[Begin SUPPLIED INFORMATION]

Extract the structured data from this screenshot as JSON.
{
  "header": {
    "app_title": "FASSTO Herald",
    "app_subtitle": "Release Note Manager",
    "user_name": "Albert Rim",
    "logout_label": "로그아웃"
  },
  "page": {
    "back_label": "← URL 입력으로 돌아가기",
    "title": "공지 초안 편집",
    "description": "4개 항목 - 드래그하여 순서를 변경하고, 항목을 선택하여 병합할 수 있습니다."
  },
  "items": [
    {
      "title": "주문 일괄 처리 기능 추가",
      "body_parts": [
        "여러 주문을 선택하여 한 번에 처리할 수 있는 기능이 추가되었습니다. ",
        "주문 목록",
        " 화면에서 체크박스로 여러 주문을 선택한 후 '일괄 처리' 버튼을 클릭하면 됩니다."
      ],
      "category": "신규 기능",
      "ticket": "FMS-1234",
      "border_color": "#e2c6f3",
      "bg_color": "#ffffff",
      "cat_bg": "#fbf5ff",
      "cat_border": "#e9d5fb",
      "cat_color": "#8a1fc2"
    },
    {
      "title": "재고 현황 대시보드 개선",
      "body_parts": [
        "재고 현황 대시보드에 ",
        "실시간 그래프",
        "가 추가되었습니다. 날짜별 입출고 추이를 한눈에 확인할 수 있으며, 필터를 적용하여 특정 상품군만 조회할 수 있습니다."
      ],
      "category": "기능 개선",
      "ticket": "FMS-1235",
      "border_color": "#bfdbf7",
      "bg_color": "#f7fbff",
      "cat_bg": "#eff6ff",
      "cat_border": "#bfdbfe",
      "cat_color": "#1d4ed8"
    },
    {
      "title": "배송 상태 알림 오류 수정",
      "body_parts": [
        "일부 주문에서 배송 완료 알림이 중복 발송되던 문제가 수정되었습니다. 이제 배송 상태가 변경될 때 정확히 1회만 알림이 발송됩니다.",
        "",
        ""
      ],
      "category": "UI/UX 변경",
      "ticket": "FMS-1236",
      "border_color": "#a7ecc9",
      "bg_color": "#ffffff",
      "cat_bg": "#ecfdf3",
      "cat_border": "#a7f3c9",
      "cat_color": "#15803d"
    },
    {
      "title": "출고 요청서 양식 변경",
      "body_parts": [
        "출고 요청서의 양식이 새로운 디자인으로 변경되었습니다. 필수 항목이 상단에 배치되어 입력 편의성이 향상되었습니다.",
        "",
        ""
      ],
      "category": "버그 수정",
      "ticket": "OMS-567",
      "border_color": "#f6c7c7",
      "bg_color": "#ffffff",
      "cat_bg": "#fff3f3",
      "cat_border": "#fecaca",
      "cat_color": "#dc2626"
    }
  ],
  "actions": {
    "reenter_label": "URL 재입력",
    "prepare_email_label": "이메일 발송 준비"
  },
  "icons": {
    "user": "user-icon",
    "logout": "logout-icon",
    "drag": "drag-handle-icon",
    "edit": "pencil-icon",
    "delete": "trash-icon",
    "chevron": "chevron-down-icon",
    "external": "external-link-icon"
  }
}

[End SUPPLIED INFORMATION]

Take the listing above and set it down exactly.

Extract the structured data from this screenshot as JSON.
{
  "header": {
    "app_title": "FASSTO Herald",
    "app_subtitle": "Release Note Manager",
    "user_name": "Albert Rim",
    "logout_label": "로그아웃"
  },
  "page": {
    "back_label": "← URL 입력으로 돌아가기",
    "title": "공지 초안 편집",
    "description": "4개 항목 - 드래그하여 순서를 변경하고, 항목을 선택하여 병합할 수 있습니다."
  },
  "items": [
    {
      "title": "주문 일괄 처리 기능 추가",
      "body_parts": [
        "여러 주문을 선택하여 한 번에 처리할 수 있는 기능이 추가되었습니다. ",
        "주문 목록",
        " 화면에서 체크박스로 여러 주문을 선택한 후 '일괄 처리' 버튼을 클릭하면 됩니다."
      ],
      "category": "신규 기능",
      "ticket": "FMS-1234",
      "border_color": "#e2c6f3",
      "bg_color": "#ffffff",
      "cat_bg": "#fbf5ff",
      "cat_border": "#e9d5fb",
      "cat_color": "#8a1fc2"
    },
    {
      "title": "재고 현황 대시보드 개선",
      "body_parts": [
        "재고 현황 대시보드에 ",
        "실시간 그래프",
        "가 추가되었습니다. 날짜별 입출고 추이를 한눈에 확인할 수 있으며, 필터를 적용하여 특정 상품군만 조회할 수 있습니다."
      ],
      "category": "기능 개선",
      "ticket": "FMS-1235",
      "border_color": "#bfdbf7",
      "bg_color": "#f7fbff",
      "cat_bg": "#eff6ff",
      "cat_border": "#bfdbfe",
      "cat_color": "#1d4ed8"
    },
    {
      "title": "배송 상태 알림 오류 수정",
      "body_parts": [
        "일부 주문에서 배송 완료 알림이 중복 발송되던 문제가 수정되었습니다. 이제 배송 상태가 변경될 때 정확히 1회만 알림이 발송됩니다.",
        "",
        ""
      ],
      "category": "UI/UX 변경",
      "ticket": "FMS-1236",
      "border_color": "#a7ecc9",
      "bg_color": "#ffffff",
      "cat_bg": "#ecfdf3",
      "cat_border": "#a7f3c9",
      "cat_color": "#15803d"
    },
    {
      "title": "출고 요청서 양식 변경",
      "body_parts": [
        "출고 요청서의 양식이 새로운 디자인으로 변경되었습니다. 필수 항목이 상단에 배치되어 입력 편의성이 향상되었습니다.",
        "",
        ""
      ],
      "category": "버그 수정",
      "ticket": "OMS-567",
      "border_color": "#f6c7c7",
      "bg_color": "#ffffff",
      "cat_bg": "#fff3f3",
      "cat_border": "#fecaca",
      "cat_color": "#dc2626"
    }
  ],
  "actions": {
    "reenter_label": "URL 재입력",
    "prepare_email_label": "이메일 발송 준비"
  },
  "icons": {
    "user": "user-icon",
    "logout": "logout-icon",
    "drag": "drag-handle-icon",
    "edit": "pencil-icon",
    "delete": "trash-icon",
    "chevron": "chevron-down-icon",
    "external": "external-link-icon"
  }
}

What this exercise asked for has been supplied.